EXERCISE REQUIREMENTS » How many lines in this data contain the string "botón"? Reply with the number only.

STORED DATA »
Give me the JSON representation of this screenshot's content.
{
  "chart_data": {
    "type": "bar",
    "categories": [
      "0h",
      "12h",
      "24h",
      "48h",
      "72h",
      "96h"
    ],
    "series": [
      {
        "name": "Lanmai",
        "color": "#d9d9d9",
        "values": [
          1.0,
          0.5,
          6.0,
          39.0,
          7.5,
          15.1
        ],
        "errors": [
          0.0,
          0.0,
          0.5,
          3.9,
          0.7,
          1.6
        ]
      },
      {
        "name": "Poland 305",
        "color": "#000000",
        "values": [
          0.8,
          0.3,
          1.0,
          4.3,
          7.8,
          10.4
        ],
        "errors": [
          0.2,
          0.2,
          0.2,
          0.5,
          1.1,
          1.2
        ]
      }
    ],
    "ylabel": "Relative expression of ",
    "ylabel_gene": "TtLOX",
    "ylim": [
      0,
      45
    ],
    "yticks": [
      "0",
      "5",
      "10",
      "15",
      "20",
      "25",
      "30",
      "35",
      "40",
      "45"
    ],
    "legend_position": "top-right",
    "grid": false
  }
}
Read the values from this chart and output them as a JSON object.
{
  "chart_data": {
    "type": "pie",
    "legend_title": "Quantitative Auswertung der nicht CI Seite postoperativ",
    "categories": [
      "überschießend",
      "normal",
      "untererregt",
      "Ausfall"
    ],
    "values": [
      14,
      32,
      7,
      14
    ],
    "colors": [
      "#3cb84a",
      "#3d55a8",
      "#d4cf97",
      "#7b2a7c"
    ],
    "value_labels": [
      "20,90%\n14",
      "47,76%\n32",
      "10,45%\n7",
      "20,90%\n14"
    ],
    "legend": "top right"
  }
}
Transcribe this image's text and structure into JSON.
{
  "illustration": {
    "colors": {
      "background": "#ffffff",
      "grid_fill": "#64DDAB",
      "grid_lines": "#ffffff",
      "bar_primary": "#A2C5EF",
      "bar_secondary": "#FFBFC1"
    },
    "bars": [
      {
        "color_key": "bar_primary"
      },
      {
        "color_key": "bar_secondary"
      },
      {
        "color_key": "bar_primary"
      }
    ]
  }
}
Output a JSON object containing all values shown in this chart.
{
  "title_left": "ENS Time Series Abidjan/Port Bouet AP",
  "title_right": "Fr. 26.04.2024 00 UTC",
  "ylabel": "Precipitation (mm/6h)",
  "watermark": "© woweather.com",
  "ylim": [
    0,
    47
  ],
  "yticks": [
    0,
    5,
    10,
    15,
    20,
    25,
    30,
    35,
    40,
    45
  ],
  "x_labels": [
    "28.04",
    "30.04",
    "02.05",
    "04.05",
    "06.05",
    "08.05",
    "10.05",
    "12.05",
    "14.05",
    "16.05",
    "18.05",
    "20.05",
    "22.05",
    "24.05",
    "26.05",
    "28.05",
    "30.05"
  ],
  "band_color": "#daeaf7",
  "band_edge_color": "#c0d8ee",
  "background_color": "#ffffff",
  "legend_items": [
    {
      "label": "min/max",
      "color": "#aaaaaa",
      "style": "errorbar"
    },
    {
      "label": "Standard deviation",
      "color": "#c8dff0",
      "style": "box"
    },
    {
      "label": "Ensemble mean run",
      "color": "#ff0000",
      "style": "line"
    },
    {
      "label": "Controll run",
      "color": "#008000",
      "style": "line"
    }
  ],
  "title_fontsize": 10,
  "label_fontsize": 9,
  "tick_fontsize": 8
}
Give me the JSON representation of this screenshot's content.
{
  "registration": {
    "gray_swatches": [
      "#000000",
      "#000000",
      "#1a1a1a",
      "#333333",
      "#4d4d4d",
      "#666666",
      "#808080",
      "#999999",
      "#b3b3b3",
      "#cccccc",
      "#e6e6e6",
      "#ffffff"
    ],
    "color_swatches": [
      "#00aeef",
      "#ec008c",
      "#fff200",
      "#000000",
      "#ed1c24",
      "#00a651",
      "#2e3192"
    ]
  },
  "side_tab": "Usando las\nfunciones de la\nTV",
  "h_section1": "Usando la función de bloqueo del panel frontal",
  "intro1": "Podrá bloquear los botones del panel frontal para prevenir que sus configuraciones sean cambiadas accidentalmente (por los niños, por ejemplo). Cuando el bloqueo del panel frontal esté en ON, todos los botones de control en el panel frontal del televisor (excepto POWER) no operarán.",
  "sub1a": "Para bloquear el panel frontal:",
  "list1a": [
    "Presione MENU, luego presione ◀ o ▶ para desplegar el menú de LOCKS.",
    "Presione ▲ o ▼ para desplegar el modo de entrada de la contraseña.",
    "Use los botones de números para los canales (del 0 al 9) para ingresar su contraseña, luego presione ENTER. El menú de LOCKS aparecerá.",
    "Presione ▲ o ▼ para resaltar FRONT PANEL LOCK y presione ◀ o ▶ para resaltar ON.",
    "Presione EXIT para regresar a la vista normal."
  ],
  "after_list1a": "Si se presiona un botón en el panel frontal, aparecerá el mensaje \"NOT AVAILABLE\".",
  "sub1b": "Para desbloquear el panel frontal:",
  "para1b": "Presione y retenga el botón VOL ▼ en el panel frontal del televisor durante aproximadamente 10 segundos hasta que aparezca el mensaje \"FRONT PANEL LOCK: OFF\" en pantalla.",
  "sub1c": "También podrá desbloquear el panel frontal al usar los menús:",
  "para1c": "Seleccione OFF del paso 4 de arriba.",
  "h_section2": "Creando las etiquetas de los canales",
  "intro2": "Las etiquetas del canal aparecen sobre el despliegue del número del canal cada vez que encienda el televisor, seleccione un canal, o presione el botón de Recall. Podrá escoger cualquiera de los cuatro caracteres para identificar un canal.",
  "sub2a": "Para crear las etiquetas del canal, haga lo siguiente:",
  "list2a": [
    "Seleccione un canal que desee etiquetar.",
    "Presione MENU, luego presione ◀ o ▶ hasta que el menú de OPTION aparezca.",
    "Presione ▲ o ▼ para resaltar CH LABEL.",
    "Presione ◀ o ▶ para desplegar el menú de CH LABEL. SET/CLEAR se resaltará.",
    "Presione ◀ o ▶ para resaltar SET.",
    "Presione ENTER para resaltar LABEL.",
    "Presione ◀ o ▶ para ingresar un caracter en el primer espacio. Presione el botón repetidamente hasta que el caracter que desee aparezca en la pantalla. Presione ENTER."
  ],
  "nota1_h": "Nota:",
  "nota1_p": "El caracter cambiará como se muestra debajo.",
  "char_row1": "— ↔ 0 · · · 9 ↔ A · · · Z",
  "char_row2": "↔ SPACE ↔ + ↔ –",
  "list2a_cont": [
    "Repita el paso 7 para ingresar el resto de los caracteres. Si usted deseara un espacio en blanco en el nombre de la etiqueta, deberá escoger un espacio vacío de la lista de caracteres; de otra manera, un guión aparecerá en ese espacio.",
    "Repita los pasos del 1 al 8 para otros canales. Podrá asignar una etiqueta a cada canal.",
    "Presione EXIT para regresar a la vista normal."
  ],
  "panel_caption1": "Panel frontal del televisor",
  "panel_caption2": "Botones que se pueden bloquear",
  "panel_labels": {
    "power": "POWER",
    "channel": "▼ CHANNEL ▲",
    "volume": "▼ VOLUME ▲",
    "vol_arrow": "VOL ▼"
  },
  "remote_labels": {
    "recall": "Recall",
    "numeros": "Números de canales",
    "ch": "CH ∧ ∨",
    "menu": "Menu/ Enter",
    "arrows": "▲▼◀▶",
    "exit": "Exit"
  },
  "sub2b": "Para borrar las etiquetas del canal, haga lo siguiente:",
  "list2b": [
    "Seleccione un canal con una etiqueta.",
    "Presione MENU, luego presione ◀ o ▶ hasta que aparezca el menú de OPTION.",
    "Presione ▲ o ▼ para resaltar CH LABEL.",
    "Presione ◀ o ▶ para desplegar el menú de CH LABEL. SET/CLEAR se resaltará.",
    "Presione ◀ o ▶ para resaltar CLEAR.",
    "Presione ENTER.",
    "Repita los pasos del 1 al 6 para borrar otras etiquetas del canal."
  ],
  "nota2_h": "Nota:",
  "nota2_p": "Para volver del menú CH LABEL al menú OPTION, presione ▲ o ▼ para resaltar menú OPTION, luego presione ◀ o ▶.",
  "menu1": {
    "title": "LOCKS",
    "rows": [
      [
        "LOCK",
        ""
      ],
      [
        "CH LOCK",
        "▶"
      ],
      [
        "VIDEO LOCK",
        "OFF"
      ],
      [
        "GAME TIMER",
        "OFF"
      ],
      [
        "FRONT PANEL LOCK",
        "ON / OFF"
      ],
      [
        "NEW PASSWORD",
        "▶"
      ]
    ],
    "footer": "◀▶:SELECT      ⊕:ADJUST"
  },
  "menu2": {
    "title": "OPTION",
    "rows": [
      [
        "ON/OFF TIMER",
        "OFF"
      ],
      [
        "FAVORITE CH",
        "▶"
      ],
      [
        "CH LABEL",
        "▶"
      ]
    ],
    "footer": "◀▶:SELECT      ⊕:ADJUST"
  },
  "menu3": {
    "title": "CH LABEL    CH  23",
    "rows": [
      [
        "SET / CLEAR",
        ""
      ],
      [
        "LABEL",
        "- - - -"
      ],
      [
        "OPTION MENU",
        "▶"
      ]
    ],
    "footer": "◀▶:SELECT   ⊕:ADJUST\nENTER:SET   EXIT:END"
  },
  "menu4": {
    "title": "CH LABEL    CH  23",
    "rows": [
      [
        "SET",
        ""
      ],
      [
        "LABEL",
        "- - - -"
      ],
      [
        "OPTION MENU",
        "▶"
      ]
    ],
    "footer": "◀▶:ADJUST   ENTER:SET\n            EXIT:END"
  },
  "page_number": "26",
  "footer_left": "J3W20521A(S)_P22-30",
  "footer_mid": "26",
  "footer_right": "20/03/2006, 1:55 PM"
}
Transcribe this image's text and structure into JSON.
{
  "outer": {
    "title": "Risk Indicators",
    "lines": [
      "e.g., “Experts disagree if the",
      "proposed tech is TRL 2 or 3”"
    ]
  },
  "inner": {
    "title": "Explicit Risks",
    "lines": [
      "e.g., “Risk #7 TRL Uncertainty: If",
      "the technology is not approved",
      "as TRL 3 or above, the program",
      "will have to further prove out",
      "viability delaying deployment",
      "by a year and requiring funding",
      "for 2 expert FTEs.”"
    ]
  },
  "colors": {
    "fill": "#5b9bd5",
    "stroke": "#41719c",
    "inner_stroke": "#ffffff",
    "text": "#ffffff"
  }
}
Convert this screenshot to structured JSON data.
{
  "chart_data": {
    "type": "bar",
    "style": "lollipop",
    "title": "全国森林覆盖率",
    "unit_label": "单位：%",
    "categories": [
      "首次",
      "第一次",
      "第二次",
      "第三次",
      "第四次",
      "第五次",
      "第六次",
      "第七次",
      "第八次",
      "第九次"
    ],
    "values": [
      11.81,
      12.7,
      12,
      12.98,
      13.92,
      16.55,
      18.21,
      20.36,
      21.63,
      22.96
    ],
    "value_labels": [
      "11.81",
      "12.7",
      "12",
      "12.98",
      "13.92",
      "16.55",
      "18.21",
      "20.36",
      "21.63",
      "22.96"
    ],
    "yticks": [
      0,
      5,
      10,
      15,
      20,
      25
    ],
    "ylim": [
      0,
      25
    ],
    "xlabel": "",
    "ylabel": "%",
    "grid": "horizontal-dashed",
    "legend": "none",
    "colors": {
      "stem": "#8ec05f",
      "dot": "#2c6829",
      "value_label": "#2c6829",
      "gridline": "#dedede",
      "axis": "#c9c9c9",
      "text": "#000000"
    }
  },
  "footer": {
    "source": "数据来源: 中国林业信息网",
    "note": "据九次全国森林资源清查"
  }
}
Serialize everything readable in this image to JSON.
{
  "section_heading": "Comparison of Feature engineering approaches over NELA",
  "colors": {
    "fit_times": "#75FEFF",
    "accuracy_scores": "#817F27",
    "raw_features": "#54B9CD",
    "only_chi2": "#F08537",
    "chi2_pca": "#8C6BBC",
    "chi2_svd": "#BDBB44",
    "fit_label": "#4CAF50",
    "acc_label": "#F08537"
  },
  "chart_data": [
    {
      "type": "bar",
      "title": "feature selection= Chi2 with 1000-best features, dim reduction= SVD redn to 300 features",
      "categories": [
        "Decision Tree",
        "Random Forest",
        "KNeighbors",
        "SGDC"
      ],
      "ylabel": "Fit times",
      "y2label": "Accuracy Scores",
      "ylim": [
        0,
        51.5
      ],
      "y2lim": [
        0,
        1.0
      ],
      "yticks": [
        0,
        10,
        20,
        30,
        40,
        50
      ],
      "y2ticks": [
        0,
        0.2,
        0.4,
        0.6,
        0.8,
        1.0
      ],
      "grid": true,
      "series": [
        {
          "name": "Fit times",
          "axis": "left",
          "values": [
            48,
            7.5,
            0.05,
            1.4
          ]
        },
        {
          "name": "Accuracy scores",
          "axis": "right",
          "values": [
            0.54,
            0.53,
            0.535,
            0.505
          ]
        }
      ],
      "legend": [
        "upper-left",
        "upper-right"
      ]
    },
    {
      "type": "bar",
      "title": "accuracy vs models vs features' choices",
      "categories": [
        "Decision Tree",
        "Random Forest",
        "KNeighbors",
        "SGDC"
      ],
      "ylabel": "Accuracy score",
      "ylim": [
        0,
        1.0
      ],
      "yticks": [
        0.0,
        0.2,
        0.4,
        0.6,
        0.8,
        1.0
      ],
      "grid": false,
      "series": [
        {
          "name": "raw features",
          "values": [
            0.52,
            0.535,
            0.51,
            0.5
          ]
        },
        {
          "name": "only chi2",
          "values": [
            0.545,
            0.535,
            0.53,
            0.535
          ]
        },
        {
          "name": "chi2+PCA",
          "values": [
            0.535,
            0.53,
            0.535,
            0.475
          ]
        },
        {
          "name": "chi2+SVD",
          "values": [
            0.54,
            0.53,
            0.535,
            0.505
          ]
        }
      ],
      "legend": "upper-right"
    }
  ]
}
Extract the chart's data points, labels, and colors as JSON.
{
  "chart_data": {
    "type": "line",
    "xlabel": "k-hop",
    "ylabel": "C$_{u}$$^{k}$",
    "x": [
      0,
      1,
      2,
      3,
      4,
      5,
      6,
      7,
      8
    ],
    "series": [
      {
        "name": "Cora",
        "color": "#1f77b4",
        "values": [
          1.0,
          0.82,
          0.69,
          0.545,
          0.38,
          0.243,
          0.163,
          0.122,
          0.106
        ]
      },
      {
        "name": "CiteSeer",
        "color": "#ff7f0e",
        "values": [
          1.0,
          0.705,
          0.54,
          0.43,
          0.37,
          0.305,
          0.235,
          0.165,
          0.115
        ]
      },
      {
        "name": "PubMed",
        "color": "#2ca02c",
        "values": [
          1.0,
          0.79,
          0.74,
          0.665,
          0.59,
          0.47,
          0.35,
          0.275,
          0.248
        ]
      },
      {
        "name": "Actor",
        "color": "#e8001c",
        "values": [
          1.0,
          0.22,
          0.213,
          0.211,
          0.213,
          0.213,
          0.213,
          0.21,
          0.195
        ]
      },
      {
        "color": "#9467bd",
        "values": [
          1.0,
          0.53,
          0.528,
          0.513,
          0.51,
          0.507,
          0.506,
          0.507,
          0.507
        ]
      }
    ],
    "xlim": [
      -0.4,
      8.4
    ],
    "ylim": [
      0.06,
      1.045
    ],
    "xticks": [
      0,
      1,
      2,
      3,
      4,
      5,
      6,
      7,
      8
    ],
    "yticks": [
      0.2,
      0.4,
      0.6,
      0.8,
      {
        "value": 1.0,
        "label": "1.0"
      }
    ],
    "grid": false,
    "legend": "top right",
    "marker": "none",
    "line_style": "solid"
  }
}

CORRECT ANSWER » 4